───── Study material ─────

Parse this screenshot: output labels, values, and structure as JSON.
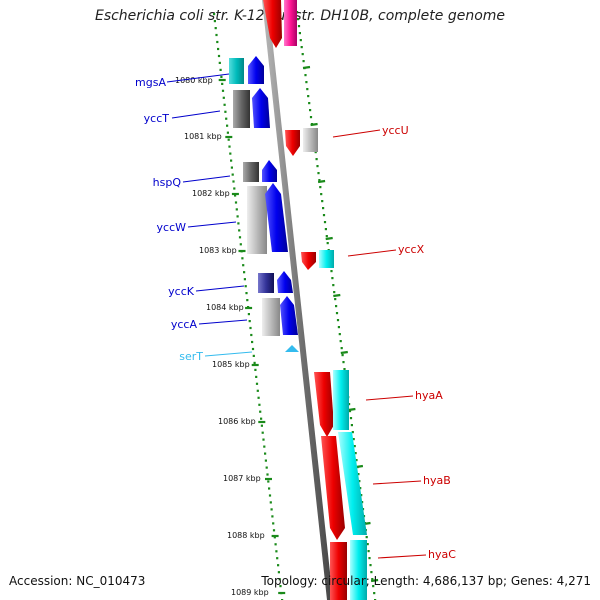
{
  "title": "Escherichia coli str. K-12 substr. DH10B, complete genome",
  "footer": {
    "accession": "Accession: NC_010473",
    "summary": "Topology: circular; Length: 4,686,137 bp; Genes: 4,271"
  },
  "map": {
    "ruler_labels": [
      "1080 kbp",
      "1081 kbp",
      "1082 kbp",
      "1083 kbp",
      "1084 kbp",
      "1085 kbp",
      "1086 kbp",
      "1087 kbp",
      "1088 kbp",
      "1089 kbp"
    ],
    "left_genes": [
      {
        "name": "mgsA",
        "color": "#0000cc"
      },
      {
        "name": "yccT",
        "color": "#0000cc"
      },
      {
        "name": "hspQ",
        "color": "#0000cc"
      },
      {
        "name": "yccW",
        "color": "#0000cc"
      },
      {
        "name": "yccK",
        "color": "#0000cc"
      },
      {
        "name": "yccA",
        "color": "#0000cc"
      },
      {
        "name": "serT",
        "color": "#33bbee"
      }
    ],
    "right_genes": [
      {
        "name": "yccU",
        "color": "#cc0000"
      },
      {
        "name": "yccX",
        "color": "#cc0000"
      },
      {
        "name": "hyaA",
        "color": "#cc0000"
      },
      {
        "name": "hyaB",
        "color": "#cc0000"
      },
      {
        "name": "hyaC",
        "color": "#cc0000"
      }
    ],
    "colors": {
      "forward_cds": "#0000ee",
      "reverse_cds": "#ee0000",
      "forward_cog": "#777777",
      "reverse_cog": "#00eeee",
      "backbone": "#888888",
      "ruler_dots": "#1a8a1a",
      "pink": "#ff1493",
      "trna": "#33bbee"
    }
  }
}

─────

[Required work]: Reproduce every entry above in full and exactly, though not its pictures.

[Output for this task]:
Parse this screenshot: output labels, values, and structure as JSON.
{
  "title": "Escherichia coli str. K-12 substr. DH10B, complete genome",
  "footer": {
    "accession": "Accession: NC_010473",
    "summary": "Topology: circular; Length: 4,686,137 bp; Genes: 4,271"
  },
  "map": {
    "ruler_labels": [
      "1080 kbp",
      "1081 kbp",
      "1082 kbp",
      "1083 kbp",
      "1084 kbp",
      "1085 kbp",
      "1086 kbp",
      "1087 kbp",
      "1088 kbp",
      "1089 kbp"
    ],
    "left_genes": [
      {
        "name": "mgsA",
        "color": "#0000cc"
      },
      {
        "name": "yccT",
        "color": "#0000cc"
      },
      {
        "name": "hspQ",
        "color": "#0000cc"
      },
      {
        "name": "yccW",
        "color": "#0000cc"
      },
      {
        "name": "yccK",
        "color": "#0000cc"
      },
      {
        "name": "yccA",
        "color": "#0000cc"
      },
      {
        "name": "serT",
        "color": "#33bbee"
      }
    ],
    "right_genes": [
      {
        "name": "yccU",
        "color": "#cc0000"
      },
      {
        "name": "yccX",
        "color": "#cc0000"
      },
      {
        "name": "hyaA",
        "color": "#cc0000"
      },
      {
        "name": "hyaB",
        "color": "#cc0000"
      },
      {
        "name": "hyaC",
        "color": "#cc0000"
      }
    ],
    "colors": {
      "forward_cds": "#0000ee",
      "reverse_cds": "#ee0000",
      "forward_cog": "#777777",
      "reverse_cog": "#00eeee",
      "backbone": "#888888",
      "ruler_dots": "#1a8a1a",
      "pink": "#ff1493",
      "trna": "#33bbee"
    }
  }
}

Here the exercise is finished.